[Saved data entries]
-----

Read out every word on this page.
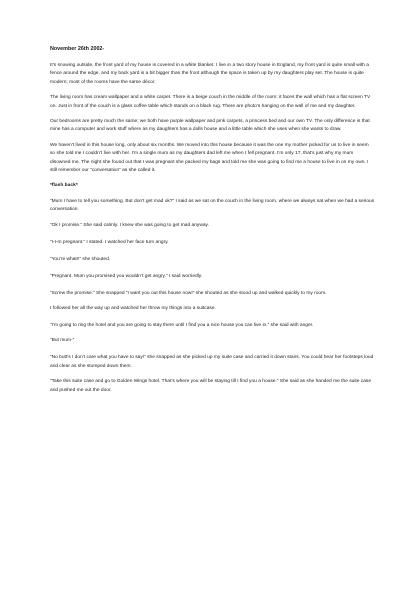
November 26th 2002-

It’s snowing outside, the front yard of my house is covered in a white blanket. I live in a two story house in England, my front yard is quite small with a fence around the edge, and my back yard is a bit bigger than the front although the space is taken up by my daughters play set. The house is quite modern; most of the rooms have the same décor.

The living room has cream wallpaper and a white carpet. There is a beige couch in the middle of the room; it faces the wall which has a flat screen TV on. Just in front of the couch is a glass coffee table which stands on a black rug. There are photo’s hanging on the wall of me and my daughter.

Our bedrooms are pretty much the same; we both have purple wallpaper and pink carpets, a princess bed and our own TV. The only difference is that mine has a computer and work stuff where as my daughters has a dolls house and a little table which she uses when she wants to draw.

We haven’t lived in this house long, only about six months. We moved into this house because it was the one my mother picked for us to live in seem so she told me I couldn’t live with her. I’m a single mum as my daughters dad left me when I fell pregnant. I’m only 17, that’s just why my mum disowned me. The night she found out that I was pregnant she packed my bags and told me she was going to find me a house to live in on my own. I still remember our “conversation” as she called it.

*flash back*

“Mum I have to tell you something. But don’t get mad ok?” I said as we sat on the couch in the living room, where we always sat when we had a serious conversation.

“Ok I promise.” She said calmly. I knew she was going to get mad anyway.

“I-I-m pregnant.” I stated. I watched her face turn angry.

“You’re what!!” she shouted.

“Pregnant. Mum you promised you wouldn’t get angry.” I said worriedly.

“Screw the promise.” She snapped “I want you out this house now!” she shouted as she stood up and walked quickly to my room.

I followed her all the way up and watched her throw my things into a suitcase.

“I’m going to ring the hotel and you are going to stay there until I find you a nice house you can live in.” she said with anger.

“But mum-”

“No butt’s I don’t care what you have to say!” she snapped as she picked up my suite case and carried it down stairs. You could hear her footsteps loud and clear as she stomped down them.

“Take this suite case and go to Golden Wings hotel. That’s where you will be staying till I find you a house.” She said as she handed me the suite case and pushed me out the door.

-----

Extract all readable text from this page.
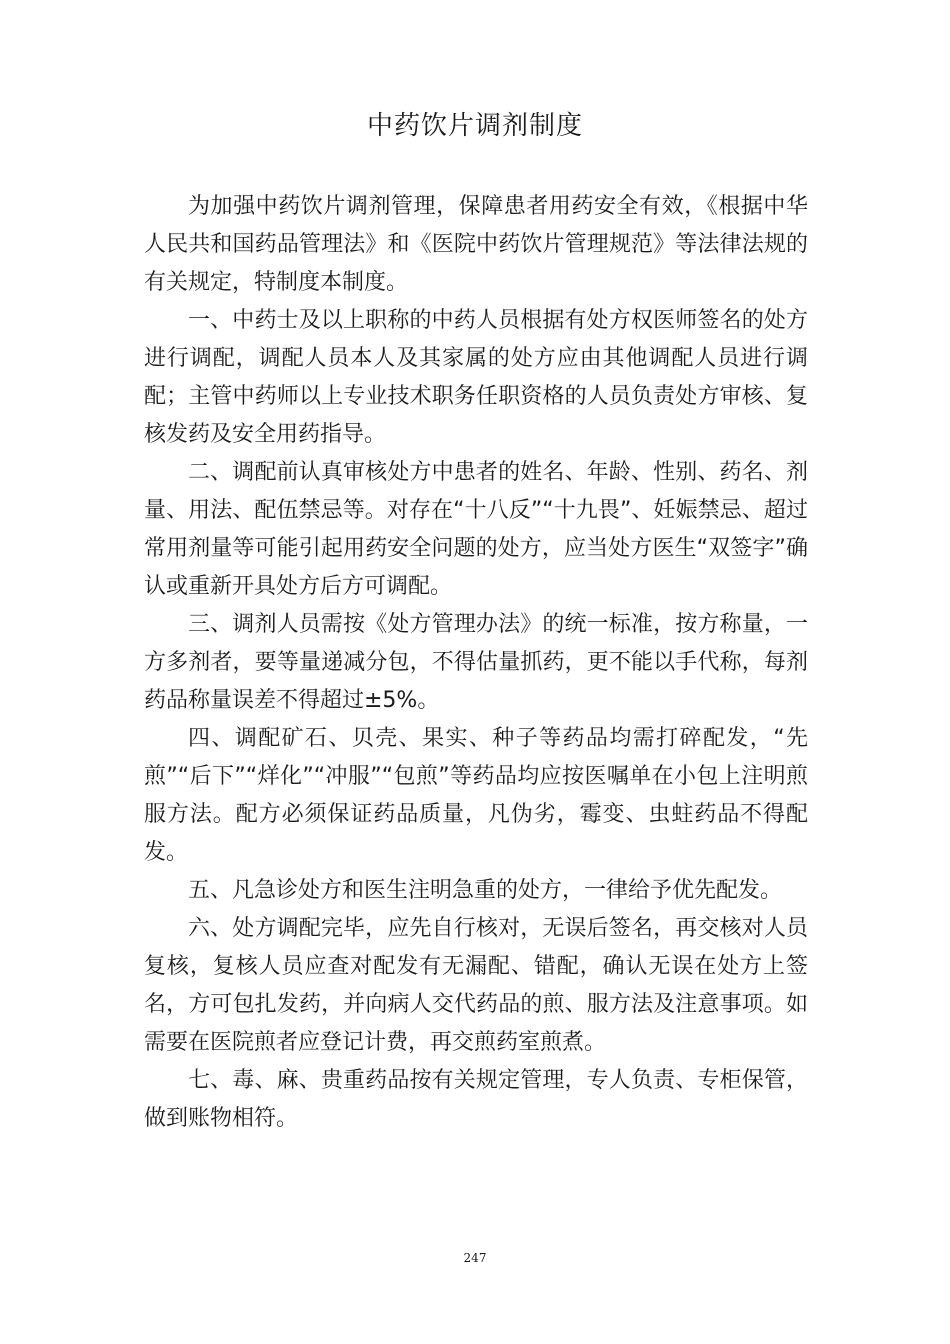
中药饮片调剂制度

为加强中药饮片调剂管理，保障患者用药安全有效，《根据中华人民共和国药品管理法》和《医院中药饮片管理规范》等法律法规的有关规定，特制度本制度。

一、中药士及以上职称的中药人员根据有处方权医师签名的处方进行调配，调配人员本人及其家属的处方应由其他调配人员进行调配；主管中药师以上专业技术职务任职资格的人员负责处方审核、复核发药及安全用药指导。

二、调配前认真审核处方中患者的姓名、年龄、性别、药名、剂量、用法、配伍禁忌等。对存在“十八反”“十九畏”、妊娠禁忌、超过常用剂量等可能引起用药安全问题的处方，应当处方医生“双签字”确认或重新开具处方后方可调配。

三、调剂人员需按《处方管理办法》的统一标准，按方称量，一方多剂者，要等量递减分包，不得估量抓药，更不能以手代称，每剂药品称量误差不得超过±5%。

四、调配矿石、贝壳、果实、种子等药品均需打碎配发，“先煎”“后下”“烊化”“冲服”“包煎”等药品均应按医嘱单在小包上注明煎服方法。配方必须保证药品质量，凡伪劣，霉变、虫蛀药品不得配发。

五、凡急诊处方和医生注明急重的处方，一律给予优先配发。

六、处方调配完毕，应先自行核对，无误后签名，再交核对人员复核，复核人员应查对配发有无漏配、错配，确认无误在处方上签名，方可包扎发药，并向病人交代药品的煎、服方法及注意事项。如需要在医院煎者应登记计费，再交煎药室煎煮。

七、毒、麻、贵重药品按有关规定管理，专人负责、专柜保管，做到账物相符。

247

-----

### Set task
Return each line of the listing that holds the string "this".

### Task result
Read out every word on this page.
We haven’t lived in this house long, only about six months. We moved into this house because it was the one my mother picked for us to live in seem so she told me I couldn’t live with her. I’m a single mum as my daughters dad left me when I fell pregnant. I’m only 17, that’s just why my mum disowned me. The night she found out that I was pregnant she packed my bags and told me she was going to find me a house to live in on my own. I still remember our “conversation” as she called it.
“Screw the promise.” She snapped “I want you out this house now!” she shouted as she stood up and walked quickly to my room.
“Take this suite case and go to Golden Wings hotel. That’s where you will be staying till I find you a house.” She said as she handed me the suite case and pushed me out the door.
Extract all readable text from this page.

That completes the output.